▶ _What is required_: Exactly reproduce the entries, dropping any pictures from your copy.

▶ _Data lines_:

────────────────

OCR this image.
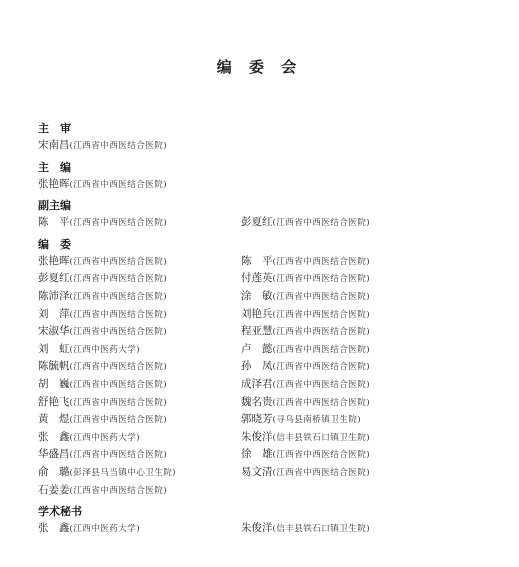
编 委 会
主　审
宋南昌(江西省中西医结合医院)
主　编
张艳晖(江西省中西医结合医院)
副主编
陈　平(江西省中西医结合医院)	彭夏红(江西省中西医结合医院)
编　委
张艳晖(江西省中西医结合医院)	陈　平(江西省中西医结合医院)
彭夏红(江西省中西医结合医院)	付莲英(江西省中西医结合医院)
陈沛泽(江西省中西医结合医院)	涂　敏(江西省中西医结合医院)
刘　萍(江西省中西医结合医院)	刘艳兵(江西省中西医结合医院)
宋淑华(江西省中西医结合医院)	程亚慧(江西省中西医结合医院)
刘　虹(江西中医药大学)	卢　懿(江西省中西医结合医院)
陈毓帆(江西省中西医结合医院)	孙　凤(江西省中西医结合医院)
胡　巍(江西省中西医结合医院)	成泽君(江西省中西医结合医院)
舒艳飞(江西省中西医结合医院)	魏名贵(江西省中西医结合医院)
黄　煜(江西省中西医结合医院)	郭晓芳(寻乌县南桥镇卫生院)
张　鑫(江西中医药大学)	朱俊洋(信丰县铁石口镇卫生院)
华盛昌(江西省中西医结合医院)	徐　雄(江西省中西医结合医院)
俞　璐(彭泽县马当镇中心卫生院)	易文清(江西省中西医结合医院)
石姜姜(江西省中西医结合医院)
学术秘书
张　鑫(江西中医药大学)	朱俊洋(信丰县铁石口镇卫生院)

────────────────

▶ _Right answer_:
OCR this image.
编 委 会
主　审
宋南昌(江西省中西医结合医院)
主　编
张艳晖(江西省中西医结合医院)
副主编
陈　平(江西省中西医结合医院)	彭夏红(江西省中西医结合医院)
编　委
张艳晖(江西省中西医结合医院)	陈　平(江西省中西医结合医院)
彭夏红(江西省中西医结合医院)	付莲英(江西省中西医结合医院)
陈沛泽(江西省中西医结合医院)	涂　敏(江西省中西医结合医院)
刘　萍(江西省中西医结合医院)	刘艳兵(江西省中西医结合医院)
宋淑华(江西省中西医结合医院)	程亚慧(江西省中西医结合医院)
刘　虹(江西中医药大学)	卢　懿(江西省中西医结合医院)
陈毓帆(江西省中西医结合医院)	孙　凤(江西省中西医结合医院)
胡　巍(江西省中西医结合医院)	成泽君(江西省中西医结合医院)
舒艳飞(江西省中西医结合医院)	魏名贵(江西省中西医结合医院)
黄　煜(江西省中西医结合医院)	郭晓芳(寻乌县南桥镇卫生院)
张　鑫(江西中医药大学)	朱俊洋(信丰县铁石口镇卫生院)
华盛昌(江西省中西医结合医院)	徐　雄(江西省中西医结合医院)
俞　璐(彭泽县马当镇中心卫生院)	易文清(江西省中西医结合医院)
石姜姜(江西省中西医结合医院)
学术秘书
张　鑫(江西中医药大学)	朱俊洋(信丰县铁石口镇卫生院)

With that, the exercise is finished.